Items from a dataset
start

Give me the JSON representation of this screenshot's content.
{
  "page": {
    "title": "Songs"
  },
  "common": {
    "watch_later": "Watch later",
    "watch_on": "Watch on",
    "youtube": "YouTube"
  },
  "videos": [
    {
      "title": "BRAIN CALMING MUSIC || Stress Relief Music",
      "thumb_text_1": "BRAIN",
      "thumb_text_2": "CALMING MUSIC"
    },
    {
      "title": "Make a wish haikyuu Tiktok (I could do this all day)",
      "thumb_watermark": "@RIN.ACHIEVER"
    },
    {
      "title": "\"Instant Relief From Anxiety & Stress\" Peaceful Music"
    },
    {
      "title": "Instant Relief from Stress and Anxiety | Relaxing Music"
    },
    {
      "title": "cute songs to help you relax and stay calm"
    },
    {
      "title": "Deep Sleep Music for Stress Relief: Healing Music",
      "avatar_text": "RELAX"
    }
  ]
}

end

Say how many lines include the word "Relief"; reply with the number alone.

> [Output for this task]: 4